(PROMPT) Rewrite the items from the first line through the line containing "notification-icons: ··· xyxy=(170,28,355,52)", changing "battery-percent" to "battery-level" and leaving everything else as it is.

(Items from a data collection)
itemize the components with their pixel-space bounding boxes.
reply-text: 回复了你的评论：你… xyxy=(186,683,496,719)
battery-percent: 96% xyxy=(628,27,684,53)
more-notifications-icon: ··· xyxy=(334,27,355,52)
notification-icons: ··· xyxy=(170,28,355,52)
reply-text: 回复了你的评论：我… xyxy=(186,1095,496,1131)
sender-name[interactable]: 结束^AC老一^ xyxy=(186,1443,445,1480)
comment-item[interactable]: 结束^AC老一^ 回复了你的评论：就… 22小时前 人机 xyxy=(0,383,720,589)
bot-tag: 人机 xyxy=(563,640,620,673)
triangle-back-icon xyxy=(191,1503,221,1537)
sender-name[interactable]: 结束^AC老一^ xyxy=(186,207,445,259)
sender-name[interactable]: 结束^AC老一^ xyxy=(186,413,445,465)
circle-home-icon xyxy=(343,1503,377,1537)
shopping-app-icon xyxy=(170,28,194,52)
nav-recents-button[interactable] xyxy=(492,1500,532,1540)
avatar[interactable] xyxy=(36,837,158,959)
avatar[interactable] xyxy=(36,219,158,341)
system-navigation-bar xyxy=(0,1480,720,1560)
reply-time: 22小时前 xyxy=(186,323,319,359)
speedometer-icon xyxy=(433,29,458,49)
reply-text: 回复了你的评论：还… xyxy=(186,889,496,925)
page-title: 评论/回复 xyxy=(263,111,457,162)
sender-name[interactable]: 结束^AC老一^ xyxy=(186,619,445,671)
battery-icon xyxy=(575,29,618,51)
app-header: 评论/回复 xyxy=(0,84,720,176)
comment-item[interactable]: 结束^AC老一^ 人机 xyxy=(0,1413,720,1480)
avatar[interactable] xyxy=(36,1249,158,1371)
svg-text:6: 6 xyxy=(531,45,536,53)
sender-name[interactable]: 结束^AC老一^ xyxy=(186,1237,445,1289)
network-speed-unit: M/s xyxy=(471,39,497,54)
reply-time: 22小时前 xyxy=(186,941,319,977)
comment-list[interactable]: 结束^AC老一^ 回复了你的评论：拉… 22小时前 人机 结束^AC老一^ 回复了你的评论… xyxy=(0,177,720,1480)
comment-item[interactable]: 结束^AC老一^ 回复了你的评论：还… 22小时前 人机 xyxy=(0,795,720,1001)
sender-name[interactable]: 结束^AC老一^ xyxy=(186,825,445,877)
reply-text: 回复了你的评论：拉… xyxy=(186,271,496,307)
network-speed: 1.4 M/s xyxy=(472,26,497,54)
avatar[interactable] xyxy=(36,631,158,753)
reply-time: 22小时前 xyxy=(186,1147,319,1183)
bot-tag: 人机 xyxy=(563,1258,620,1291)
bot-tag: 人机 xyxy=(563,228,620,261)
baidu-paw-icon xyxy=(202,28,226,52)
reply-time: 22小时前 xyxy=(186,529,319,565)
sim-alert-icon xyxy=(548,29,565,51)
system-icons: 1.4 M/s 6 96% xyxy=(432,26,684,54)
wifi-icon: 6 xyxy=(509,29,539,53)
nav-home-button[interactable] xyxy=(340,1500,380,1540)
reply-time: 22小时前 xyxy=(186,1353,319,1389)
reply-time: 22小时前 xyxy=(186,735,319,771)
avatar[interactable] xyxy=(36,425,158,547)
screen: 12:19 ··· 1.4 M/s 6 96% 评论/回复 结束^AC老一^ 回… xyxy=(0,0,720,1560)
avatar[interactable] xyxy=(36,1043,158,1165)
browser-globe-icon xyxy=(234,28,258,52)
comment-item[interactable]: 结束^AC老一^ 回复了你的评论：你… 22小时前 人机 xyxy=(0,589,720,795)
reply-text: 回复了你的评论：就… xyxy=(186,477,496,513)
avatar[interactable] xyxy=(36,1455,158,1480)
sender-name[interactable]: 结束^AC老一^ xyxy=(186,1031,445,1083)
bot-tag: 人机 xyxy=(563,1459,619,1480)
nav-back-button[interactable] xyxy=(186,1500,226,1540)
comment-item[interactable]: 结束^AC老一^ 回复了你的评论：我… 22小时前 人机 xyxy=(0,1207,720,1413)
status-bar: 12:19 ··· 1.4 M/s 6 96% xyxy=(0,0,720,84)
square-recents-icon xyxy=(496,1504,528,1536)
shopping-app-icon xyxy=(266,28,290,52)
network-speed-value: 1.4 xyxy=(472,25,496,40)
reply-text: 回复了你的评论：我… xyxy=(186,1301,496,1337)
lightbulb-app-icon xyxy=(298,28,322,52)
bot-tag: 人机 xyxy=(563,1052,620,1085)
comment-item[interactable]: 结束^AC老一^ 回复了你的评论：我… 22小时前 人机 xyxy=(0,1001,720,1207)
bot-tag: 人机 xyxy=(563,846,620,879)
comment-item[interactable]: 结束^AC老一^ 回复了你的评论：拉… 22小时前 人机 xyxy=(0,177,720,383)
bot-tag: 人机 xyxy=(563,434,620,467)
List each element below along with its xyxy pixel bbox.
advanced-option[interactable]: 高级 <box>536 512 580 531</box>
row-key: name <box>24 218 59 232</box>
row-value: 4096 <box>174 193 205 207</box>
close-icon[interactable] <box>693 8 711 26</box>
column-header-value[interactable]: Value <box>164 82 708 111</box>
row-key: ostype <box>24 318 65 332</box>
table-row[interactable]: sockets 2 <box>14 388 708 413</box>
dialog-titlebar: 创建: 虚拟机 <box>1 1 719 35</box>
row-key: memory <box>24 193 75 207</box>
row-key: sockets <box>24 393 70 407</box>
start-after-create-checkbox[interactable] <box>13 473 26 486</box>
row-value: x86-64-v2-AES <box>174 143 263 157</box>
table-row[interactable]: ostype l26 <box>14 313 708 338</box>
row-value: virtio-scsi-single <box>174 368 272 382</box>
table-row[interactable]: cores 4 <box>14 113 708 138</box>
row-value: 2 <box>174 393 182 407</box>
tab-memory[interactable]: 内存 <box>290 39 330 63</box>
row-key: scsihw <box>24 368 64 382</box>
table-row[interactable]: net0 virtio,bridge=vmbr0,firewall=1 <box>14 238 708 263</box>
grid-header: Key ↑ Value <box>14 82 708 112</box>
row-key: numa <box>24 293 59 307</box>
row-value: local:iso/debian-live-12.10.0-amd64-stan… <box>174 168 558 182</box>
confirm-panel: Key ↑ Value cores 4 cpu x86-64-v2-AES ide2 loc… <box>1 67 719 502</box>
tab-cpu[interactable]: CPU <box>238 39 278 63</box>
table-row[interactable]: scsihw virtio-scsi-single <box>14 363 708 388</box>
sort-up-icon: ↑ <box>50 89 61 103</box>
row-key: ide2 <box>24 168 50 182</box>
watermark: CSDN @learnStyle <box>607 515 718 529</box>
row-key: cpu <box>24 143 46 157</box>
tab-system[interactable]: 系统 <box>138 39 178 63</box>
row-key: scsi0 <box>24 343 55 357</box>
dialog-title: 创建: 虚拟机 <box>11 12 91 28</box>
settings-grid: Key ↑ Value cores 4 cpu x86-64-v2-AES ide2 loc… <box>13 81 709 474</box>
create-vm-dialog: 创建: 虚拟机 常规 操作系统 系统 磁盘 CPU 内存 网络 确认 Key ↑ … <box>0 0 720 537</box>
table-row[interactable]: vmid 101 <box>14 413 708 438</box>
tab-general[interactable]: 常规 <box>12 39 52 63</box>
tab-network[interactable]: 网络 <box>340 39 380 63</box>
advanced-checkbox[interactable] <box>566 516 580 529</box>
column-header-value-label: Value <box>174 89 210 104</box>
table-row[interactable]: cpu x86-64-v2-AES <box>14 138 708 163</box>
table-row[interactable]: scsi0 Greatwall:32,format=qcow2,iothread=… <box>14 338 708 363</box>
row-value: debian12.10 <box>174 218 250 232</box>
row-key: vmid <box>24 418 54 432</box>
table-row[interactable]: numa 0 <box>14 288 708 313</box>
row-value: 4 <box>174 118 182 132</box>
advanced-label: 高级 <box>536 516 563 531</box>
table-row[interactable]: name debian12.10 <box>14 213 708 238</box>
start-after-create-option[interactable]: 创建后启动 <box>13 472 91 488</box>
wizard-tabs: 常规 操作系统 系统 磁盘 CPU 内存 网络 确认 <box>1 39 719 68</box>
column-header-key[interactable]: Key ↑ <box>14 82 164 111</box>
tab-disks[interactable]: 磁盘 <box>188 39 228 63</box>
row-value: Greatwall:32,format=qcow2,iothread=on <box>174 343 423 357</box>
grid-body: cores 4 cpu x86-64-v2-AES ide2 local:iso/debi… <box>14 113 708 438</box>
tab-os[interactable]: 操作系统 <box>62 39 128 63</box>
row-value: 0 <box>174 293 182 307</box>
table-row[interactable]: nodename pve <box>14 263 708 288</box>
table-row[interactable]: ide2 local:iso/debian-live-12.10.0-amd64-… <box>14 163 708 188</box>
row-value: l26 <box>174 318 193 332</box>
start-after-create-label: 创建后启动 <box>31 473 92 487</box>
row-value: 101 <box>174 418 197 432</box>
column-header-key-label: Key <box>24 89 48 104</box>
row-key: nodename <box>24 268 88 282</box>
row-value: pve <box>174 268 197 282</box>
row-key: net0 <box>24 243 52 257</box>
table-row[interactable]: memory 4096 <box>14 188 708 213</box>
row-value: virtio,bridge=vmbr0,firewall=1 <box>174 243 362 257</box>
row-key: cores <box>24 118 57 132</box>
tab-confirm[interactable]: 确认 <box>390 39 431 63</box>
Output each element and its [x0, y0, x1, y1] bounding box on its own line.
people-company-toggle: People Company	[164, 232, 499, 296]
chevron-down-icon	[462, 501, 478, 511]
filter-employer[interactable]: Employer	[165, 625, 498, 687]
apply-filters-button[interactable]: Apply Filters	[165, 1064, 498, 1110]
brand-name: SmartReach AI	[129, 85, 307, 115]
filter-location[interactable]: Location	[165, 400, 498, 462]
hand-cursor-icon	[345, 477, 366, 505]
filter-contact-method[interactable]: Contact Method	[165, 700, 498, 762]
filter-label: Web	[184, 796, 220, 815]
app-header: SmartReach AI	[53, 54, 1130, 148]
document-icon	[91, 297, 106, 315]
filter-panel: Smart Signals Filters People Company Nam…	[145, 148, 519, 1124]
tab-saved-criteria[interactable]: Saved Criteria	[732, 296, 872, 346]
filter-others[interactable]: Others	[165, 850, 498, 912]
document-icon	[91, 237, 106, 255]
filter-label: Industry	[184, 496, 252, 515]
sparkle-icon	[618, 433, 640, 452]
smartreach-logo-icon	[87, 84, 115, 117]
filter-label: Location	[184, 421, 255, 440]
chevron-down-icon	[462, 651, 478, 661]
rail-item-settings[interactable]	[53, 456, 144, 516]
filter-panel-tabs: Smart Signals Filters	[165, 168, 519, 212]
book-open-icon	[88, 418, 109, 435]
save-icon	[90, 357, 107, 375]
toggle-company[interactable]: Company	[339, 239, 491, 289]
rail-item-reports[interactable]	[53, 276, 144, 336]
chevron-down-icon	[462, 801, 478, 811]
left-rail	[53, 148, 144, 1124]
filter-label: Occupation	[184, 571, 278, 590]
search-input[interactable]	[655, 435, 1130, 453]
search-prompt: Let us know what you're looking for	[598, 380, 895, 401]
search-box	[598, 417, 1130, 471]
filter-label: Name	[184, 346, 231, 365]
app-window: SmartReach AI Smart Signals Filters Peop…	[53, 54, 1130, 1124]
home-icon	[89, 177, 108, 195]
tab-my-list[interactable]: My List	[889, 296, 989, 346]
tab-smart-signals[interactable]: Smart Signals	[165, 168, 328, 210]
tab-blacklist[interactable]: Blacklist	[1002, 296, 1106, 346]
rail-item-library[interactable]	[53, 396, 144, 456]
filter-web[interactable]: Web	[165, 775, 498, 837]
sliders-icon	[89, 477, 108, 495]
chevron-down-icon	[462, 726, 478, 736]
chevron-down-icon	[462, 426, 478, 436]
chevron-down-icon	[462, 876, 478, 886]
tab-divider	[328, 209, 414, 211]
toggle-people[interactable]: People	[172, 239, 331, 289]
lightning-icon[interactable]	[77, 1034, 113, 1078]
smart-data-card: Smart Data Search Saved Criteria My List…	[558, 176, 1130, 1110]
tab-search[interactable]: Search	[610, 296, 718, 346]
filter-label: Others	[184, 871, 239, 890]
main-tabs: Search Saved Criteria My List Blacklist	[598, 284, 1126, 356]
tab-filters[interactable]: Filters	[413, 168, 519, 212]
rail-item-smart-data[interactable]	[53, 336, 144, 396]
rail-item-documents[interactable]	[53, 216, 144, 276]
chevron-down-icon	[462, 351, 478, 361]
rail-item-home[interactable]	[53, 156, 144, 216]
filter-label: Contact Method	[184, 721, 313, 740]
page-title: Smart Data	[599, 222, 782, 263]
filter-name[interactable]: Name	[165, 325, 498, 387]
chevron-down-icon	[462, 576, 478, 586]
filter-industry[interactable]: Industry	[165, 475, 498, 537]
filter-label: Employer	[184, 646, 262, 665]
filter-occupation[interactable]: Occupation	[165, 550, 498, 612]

(COMPLETED EXERCISE)
itemize the components with their pixel-space bounding boxes.
reply-text: 回复了你的评论：你… xyxy=(186,683,496,719)
battery-level: 96% xyxy=(628,27,684,53)
more-notifications-icon: ··· xyxy=(334,27,355,52)
notification-icons: ··· xyxy=(170,28,355,52)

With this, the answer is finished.